[Start of Data to use]

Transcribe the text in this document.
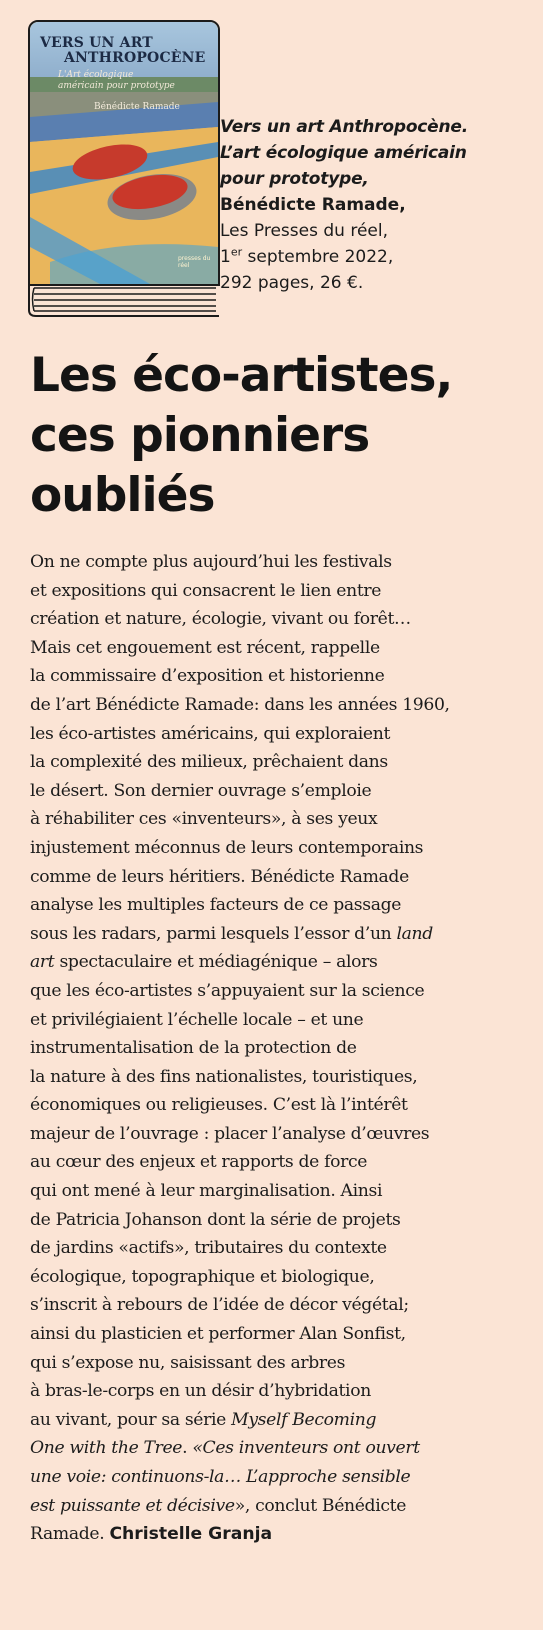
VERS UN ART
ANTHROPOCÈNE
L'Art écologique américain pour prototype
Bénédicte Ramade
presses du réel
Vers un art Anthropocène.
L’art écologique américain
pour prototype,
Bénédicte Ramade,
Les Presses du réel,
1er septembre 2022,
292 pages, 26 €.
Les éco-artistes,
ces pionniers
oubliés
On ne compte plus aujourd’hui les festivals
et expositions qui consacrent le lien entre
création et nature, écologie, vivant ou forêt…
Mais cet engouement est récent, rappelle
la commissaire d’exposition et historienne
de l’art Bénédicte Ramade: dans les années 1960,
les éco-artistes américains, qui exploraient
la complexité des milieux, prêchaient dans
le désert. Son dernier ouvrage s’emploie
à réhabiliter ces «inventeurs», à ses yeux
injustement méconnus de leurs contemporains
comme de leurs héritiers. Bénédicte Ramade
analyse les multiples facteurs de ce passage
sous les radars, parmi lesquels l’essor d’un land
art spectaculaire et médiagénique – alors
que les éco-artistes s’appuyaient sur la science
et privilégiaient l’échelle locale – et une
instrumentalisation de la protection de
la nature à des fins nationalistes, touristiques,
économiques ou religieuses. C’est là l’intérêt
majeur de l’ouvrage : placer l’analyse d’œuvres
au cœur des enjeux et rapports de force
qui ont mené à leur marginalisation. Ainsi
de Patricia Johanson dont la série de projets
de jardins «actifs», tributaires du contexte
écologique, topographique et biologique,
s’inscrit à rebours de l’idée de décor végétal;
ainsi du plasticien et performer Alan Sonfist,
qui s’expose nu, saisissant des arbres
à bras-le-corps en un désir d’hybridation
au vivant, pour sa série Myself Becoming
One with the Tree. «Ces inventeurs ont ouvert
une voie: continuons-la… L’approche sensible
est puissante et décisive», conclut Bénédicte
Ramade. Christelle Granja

[End of Data to use]

**What you have to do:**
Reproduce all of the material above word for word. Omit the pictures.

**Response below:**
Transcribe the text in this document.
VERS UN ART
ANTHROPOCÈNE
L'Art écologique américain pour prototype
Bénédicte Ramade
presses du réel
Vers un art Anthropocène.
L’art écologique américain
pour prototype,
Bénédicte Ramade,
Les Presses du réel,
1er septembre 2022,
292 pages, 26 €.
Les éco-artistes,
ces pionniers
oubliés
On ne compte plus aujourd’hui les festivals
et expositions qui consacrent le lien entre
création et nature, écologie, vivant ou forêt…
Mais cet engouement est récent, rappelle
la commissaire d’exposition et historienne
de l’art Bénédicte Ramade: dans les années 1960,
les éco-artistes américains, qui exploraient
la complexité des milieux, prêchaient dans
le désert. Son dernier ouvrage s’emploie
à réhabiliter ces «inventeurs», à ses yeux
injustement méconnus de leurs contemporains
comme de leurs héritiers. Bénédicte Ramade
analyse les multiples facteurs de ce passage
sous les radars, parmi lesquels l’essor d’un land
art spectaculaire et médiagénique – alors
que les éco-artistes s’appuyaient sur la science
et privilégiaient l’échelle locale – et une
instrumentalisation de la protection de
la nature à des fins nationalistes, touristiques,
économiques ou religieuses. C’est là l’intérêt
majeur de l’ouvrage : placer l’analyse d’œuvres
au cœur des enjeux et rapports de force
qui ont mené à leur marginalisation. Ainsi
de Patricia Johanson dont la série de projets
de jardins «actifs», tributaires du contexte
écologique, topographique et biologique,
s’inscrit à rebours de l’idée de décor végétal;
ainsi du plasticien et performer Alan Sonfist,
qui s’expose nu, saisissant des arbres
à bras-le-corps en un désir d’hybridation
au vivant, pour sa série Myself Becoming
One with the Tree. «Ces inventeurs ont ouvert
une voie: continuons-la… L’approche sensible
est puissante et décisive», conclut Bénédicte
Ramade. Christelle Granja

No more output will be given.